**TASK REQUIREMENTS**: Repeat the listing word for word. No pictures belong in the copy.

**DATA SUPPLIED**:
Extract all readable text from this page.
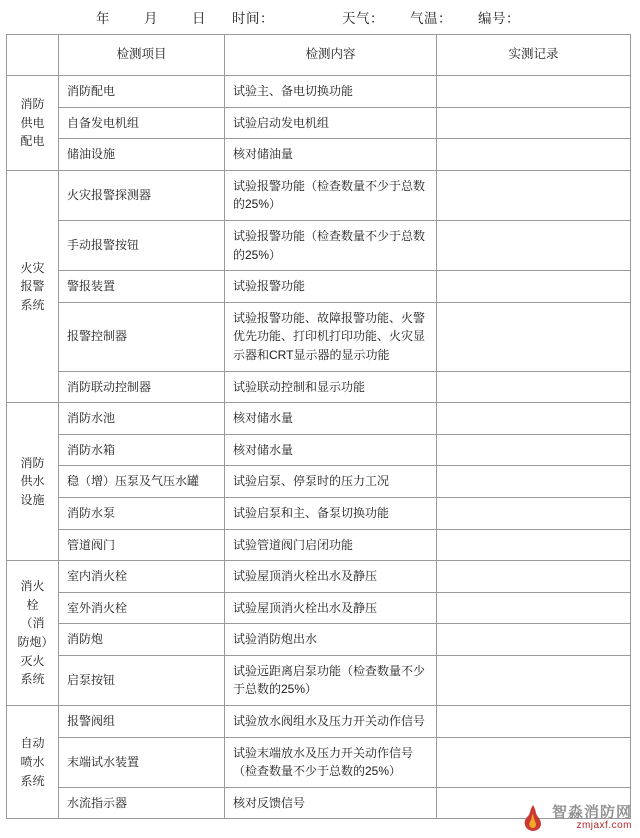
年	月	日 时间：	天气： 气温： 编号：
	检测项目	检测内容	实测记录
消防供电配电	消防配电	试验主、备电切换功能	
	自备发电机组	试验启动发电机组	
	储油设施	核对储油量	
火灾报警系统	火灾报警探测器	试验报警功能（检查数量不少于总数的25%）	
	手动报警按钮	试验报警功能（检查数量不少于总数的25%）	
	警报装置	试验报警功能	
	报警控制器	试验报警功能、故障报警功能、火警优先功能、打印机打印功能、火灾显示器和CRT显示器的显示功能	
	消防联动控制器	试验联动控制和显示功能	
消防供水设施	消防水池	核对储水量	
	消防水箱	核对储水量	
	稳（增）压泵及气压水罐	试验启泵、停泵时的压力工况	
	消防水泵	试验启泵和主、备泵切换功能	
	管道阀门	试验管道阀门启闭功能	
消火栓（消防炮）灭火系统	室内消火栓	试验屋顶消火栓出水及静压	
	室外消火栓	试验屋顶消火栓出水及静压	
	消防炮	试验消防炮出水	
	启泵按钮	试验远距离启泵功能（检查数量不少于总数的25%）	
自动喷水系统	报警阀组	试验放水阀组水及压力开关动作信号	
	末端试水装置	试验末端放水及压力开关动作信号（检查数量不少于总数的25%）	
	水流指示器	核对反馈信号	
智淼消防网
zmjaxf.com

**SOLUTION TO THIS EXERCISE**:
Extract all readable text from this page.
年	月	日 时间：	天气： 气温： 编号：
	检测项目	检测内容	实测记录
消防供电配电	消防配电	试验主、备电切换功能	
	自备发电机组	试验启动发电机组	
	储油设施	核对储油量	
火灾报警系统	火灾报警探测器	试验报警功能（检查数量不少于总数的25%）	
	手动报警按钮	试验报警功能（检查数量不少于总数的25%）	
	警报装置	试验报警功能	
	报警控制器	试验报警功能、故障报警功能、火警优先功能、打印机打印功能、火灾显示器和CRT显示器的显示功能	
	消防联动控制器	试验联动控制和显示功能	
消防供水设施	消防水池	核对储水量	
	消防水箱	核对储水量	
	稳（增）压泵及气压水罐	试验启泵、停泵时的压力工况	
	消防水泵	试验启泵和主、备泵切换功能	
	管道阀门	试验管道阀门启闭功能	
消火栓（消防炮）灭火系统	室内消火栓	试验屋顶消火栓出水及静压	
	室外消火栓	试验屋顶消火栓出水及静压	
	消防炮	试验消防炮出水	
	启泵按钮	试验远距离启泵功能（检查数量不少于总数的25%）	
自动喷水系统	报警阀组	试验放水阀组水及压力开关动作信号	
	末端试水装置	试验末端放水及压力开关动作信号（检查数量不少于总数的25%）	
	水流指示器	核对反馈信号	
智淼消防网
zmjaxf.com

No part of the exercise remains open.